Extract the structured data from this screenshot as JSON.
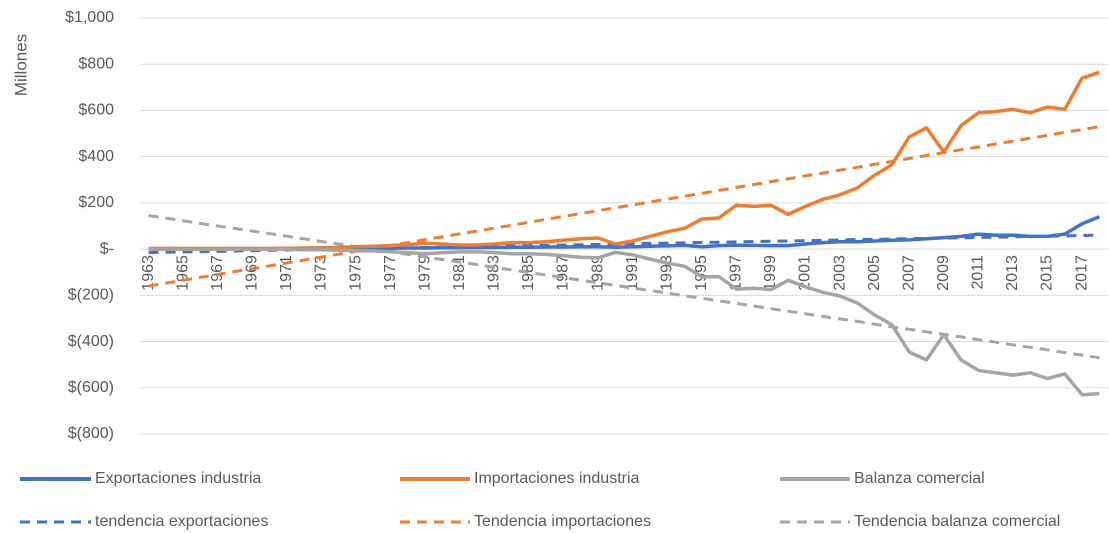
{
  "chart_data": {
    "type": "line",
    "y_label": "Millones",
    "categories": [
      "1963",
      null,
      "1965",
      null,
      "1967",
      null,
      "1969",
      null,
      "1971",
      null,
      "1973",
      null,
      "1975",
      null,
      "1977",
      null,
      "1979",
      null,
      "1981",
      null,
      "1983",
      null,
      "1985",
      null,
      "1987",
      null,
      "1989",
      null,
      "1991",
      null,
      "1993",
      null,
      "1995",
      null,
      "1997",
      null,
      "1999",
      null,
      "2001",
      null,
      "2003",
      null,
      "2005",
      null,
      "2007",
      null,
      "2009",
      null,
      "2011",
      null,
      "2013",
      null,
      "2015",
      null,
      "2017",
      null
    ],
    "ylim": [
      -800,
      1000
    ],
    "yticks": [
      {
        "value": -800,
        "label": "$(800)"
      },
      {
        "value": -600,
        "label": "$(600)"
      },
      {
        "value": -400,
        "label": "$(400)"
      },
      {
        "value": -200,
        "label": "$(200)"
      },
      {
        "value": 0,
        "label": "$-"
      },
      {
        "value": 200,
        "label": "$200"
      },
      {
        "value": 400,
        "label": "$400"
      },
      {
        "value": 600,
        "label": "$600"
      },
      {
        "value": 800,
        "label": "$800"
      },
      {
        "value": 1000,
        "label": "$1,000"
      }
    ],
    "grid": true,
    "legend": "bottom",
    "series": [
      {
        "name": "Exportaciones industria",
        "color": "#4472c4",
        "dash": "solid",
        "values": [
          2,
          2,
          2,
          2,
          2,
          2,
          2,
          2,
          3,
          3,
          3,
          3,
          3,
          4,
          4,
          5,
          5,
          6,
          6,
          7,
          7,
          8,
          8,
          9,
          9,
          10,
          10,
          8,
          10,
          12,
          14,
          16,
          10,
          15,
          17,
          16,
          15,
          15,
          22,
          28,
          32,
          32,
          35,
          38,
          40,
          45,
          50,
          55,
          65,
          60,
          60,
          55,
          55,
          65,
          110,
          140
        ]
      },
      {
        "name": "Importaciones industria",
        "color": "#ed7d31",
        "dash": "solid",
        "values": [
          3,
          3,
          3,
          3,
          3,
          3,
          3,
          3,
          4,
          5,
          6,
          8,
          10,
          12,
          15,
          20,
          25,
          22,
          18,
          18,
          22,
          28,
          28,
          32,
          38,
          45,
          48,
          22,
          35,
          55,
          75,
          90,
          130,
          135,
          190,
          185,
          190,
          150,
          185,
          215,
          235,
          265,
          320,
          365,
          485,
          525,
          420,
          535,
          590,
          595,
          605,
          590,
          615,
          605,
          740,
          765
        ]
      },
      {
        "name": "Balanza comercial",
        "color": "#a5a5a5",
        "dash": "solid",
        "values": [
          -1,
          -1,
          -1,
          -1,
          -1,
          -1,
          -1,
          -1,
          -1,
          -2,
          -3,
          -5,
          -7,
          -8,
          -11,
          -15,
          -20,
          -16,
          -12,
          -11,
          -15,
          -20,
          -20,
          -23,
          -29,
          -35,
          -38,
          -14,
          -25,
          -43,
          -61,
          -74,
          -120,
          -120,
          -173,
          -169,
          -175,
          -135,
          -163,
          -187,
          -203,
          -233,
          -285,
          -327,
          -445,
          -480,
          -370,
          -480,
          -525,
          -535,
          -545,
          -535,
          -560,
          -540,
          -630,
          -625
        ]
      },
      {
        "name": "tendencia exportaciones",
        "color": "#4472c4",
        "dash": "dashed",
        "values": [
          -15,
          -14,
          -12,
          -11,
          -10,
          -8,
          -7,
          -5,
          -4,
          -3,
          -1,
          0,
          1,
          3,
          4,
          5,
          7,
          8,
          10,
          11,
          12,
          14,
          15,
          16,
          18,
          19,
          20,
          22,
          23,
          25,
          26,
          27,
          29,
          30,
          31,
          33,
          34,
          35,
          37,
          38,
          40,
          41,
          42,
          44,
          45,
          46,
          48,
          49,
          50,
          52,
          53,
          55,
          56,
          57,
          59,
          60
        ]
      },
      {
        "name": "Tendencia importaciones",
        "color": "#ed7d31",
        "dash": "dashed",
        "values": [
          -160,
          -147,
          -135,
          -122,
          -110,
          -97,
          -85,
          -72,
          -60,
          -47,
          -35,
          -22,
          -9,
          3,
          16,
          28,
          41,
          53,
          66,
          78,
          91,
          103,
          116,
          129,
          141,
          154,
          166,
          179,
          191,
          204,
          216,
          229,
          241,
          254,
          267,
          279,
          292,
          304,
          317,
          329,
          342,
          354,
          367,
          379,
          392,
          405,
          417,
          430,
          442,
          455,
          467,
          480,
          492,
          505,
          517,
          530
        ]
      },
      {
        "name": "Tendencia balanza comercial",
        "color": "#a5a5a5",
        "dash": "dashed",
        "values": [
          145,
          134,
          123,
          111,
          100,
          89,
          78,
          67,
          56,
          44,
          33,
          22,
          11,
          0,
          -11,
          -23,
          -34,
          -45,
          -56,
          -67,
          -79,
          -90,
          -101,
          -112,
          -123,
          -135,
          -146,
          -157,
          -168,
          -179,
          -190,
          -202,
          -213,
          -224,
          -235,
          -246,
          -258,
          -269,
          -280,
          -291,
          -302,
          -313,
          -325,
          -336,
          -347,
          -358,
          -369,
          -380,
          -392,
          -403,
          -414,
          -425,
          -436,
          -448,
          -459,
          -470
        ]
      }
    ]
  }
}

==

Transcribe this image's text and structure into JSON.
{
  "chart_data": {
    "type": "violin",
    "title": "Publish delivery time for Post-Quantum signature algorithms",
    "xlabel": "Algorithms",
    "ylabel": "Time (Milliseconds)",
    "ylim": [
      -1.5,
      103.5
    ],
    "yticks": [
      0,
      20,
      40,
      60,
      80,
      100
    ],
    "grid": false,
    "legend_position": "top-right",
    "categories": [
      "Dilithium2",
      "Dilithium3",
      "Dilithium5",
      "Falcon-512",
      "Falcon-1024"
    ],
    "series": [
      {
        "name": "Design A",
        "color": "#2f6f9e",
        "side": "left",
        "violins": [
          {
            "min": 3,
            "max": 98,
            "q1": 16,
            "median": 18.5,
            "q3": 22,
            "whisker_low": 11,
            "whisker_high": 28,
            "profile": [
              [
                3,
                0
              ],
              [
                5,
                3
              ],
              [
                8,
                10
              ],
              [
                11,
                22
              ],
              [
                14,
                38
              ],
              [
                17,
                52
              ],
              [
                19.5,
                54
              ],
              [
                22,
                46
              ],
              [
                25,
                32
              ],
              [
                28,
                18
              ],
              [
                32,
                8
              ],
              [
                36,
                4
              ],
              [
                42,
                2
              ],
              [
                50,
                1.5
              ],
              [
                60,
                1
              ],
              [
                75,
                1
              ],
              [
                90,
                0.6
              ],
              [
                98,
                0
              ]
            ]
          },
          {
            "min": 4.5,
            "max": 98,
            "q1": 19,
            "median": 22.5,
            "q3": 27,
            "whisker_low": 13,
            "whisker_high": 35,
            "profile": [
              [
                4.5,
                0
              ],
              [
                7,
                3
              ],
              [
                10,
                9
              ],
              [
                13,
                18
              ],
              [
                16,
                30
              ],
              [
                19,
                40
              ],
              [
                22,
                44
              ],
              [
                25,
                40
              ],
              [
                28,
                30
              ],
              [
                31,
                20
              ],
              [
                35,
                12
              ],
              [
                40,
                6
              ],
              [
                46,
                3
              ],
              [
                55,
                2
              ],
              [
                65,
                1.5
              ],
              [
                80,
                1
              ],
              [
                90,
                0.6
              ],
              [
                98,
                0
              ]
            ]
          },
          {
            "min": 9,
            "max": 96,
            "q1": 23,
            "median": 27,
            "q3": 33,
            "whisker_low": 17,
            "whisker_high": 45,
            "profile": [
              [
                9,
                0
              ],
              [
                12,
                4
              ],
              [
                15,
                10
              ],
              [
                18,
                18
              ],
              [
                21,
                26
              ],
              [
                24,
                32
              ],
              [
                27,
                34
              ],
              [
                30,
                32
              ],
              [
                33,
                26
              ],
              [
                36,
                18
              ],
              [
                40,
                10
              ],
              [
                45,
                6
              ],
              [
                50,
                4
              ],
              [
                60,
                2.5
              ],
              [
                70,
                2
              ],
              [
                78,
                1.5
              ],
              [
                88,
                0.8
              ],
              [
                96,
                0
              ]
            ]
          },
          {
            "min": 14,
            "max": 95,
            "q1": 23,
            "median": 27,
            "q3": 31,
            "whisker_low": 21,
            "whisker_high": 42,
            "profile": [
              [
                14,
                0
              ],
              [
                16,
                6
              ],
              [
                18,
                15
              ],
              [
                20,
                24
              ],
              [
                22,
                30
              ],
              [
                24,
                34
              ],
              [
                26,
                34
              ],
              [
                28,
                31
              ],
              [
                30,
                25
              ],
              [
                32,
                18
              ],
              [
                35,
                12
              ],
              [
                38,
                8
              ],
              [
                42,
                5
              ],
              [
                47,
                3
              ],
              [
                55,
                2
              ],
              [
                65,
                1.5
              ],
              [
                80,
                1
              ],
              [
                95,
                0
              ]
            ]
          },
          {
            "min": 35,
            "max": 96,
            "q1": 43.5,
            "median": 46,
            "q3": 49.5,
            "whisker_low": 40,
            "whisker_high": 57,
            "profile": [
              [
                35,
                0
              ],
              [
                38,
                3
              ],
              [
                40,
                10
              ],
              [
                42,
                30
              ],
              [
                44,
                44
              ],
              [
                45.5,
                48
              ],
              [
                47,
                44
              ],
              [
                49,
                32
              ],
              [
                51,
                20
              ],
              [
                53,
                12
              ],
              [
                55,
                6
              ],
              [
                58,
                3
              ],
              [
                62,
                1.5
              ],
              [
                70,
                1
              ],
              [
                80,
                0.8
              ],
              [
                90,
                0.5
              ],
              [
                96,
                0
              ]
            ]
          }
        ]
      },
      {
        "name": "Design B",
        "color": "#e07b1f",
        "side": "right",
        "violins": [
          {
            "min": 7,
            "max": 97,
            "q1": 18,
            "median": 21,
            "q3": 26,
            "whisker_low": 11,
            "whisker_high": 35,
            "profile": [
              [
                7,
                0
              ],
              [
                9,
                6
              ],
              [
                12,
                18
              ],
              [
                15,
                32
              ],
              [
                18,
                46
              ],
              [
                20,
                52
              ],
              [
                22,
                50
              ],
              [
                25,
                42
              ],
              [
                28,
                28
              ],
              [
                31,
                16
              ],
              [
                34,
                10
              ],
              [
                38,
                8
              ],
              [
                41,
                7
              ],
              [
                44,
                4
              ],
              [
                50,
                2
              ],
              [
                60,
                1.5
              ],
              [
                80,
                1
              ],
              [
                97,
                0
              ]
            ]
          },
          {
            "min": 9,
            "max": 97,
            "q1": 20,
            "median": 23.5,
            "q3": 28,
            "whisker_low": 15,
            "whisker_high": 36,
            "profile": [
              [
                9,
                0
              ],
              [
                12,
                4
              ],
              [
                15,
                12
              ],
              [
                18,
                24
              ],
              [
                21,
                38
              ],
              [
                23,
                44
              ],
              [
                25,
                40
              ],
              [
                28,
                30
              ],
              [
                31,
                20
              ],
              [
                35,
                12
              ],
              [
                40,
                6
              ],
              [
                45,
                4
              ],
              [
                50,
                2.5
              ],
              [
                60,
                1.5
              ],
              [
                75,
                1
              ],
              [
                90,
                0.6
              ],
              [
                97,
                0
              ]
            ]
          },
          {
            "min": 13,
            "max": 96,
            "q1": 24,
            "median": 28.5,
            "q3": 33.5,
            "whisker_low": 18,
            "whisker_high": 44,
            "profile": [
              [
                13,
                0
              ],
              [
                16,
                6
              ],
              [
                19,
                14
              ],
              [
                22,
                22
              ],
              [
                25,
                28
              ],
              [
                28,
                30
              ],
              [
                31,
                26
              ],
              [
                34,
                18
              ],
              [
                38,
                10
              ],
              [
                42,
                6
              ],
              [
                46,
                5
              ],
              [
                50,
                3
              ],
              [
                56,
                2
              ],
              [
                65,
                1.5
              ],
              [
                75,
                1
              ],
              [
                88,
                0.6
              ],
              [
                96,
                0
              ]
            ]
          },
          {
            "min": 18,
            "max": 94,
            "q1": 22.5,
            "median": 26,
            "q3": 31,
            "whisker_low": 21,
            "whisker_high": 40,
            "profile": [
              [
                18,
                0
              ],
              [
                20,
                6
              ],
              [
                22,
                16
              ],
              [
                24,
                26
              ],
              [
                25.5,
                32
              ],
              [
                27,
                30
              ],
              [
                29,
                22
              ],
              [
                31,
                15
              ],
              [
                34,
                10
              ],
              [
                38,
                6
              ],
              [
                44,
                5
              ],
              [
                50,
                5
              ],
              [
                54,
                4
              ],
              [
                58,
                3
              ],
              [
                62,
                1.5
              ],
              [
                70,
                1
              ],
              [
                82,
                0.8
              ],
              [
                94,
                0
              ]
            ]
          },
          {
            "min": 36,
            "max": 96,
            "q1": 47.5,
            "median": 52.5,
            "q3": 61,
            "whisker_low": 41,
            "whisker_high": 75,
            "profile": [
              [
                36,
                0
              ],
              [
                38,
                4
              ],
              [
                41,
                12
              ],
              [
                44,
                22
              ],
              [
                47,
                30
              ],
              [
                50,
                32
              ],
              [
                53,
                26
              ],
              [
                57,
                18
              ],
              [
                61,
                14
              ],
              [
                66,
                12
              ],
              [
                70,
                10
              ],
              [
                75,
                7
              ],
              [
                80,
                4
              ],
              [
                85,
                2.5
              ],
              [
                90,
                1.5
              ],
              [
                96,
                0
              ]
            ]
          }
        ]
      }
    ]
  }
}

## What this task involves
Note how many lines in the listing above hold the string "name", then give only that figure.

## Final answer
8